_Problem statement_
Copy out each line of the data holding "title".

○ ○ ○ ○ ○ ○ ○

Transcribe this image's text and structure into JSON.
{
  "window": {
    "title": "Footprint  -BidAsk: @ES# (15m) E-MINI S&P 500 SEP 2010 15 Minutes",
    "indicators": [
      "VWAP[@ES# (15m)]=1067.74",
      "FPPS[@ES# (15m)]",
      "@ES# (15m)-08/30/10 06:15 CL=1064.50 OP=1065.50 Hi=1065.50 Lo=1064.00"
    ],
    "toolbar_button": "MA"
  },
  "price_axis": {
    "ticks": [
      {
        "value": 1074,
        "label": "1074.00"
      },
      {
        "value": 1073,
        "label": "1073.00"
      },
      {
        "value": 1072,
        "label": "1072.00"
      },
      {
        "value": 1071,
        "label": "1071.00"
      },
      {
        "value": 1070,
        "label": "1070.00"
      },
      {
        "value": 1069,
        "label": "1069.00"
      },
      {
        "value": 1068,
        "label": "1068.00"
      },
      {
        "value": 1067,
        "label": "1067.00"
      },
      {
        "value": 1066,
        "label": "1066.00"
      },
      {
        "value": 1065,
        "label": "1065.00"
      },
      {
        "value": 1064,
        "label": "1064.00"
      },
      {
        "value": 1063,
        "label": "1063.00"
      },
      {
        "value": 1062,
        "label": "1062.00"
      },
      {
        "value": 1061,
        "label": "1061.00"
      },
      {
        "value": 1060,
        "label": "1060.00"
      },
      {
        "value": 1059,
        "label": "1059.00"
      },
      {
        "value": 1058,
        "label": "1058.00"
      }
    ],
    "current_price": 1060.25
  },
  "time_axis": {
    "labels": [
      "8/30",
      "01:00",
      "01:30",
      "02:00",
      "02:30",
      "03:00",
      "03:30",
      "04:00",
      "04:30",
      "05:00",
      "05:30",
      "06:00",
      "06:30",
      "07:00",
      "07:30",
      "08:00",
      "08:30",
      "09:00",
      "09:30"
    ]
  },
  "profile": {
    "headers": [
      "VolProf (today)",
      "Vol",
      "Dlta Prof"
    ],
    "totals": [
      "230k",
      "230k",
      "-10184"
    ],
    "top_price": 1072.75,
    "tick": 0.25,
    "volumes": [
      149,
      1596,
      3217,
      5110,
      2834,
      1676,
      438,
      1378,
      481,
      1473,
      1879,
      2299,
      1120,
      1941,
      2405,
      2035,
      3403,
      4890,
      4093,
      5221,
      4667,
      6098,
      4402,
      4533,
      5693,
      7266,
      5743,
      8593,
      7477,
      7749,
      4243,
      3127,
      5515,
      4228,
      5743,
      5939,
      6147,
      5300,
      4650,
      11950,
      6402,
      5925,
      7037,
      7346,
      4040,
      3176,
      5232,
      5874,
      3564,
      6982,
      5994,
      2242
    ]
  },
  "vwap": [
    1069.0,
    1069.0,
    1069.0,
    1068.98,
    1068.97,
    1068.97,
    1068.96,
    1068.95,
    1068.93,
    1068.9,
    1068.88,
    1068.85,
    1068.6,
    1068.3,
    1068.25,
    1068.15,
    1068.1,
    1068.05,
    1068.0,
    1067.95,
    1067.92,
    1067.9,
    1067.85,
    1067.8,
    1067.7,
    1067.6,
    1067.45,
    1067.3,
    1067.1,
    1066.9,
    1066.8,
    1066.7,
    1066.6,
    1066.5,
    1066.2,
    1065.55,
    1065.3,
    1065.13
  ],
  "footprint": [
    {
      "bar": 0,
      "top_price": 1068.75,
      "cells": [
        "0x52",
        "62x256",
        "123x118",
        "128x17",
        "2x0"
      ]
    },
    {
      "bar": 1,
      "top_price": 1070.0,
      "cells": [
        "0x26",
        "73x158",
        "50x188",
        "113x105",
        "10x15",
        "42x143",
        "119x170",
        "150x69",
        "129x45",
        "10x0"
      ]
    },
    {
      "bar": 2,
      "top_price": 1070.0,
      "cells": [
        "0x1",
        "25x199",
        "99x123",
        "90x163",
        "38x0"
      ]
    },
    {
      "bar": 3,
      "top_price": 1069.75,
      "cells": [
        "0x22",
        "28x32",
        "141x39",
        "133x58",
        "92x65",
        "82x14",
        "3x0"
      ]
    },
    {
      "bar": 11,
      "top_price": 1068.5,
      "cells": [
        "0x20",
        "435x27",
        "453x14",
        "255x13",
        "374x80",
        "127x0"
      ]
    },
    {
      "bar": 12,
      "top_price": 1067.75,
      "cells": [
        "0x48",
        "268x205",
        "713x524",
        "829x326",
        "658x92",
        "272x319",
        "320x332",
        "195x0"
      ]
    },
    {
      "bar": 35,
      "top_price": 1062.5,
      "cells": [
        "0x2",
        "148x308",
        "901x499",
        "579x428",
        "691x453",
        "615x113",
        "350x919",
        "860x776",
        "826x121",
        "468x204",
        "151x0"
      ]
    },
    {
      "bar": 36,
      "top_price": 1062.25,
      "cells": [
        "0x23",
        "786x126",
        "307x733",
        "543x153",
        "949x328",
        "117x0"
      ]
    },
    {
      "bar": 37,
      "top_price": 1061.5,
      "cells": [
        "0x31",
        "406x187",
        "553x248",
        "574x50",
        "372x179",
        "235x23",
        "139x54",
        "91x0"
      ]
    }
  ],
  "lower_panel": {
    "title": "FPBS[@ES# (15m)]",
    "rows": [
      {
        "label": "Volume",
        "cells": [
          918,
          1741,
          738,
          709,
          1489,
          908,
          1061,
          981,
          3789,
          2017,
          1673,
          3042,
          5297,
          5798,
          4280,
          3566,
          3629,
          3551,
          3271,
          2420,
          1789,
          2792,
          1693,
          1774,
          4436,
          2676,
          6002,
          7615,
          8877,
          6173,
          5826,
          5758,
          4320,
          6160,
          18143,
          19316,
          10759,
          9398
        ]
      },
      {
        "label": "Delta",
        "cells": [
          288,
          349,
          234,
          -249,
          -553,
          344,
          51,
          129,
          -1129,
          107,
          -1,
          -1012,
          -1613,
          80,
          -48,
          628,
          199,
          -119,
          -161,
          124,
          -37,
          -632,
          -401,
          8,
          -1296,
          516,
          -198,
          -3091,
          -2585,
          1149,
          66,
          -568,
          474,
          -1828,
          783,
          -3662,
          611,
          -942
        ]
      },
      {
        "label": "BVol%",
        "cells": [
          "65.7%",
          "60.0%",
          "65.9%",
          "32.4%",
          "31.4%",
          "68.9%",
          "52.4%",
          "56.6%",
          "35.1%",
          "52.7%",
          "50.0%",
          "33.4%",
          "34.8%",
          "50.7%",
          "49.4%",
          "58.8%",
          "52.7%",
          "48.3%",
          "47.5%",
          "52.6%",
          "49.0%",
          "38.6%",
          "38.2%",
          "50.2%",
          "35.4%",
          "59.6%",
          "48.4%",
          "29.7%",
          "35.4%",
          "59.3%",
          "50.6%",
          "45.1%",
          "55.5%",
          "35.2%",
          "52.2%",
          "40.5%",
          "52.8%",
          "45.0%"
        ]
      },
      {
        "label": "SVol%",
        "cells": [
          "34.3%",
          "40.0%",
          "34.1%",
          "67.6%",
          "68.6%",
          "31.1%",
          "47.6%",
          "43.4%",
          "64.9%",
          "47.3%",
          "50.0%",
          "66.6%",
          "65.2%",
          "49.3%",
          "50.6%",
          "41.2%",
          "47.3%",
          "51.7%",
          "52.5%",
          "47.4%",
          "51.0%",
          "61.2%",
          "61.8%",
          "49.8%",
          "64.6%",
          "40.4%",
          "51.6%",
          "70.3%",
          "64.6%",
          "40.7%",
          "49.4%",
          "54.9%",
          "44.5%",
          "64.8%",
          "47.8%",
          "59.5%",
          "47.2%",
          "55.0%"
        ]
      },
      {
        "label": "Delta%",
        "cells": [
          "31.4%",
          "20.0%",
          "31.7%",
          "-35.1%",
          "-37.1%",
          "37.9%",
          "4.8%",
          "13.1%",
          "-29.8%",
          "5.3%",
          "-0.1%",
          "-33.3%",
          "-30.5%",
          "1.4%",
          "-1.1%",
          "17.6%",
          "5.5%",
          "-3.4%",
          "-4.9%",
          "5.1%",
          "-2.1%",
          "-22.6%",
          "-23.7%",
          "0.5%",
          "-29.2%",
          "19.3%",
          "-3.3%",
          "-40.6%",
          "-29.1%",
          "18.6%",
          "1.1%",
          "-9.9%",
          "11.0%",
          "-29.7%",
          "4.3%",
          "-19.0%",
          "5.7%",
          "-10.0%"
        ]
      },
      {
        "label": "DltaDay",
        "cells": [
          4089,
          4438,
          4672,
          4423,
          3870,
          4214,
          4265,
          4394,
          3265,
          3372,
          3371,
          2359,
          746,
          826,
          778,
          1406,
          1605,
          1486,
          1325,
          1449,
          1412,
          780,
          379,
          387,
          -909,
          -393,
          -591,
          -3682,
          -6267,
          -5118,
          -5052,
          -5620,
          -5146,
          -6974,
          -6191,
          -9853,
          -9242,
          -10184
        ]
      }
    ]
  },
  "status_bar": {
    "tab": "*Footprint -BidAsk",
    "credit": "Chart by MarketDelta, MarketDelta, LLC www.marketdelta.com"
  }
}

○ ○ ○ ○ ○ ○ ○

_Output_
    "title": "Footprint  -BidAsk: @ES# (15m) E-MINI S&P 500 SEP 2010 15 Minutes",
    "title": "FPBS[@ES# (15m)]",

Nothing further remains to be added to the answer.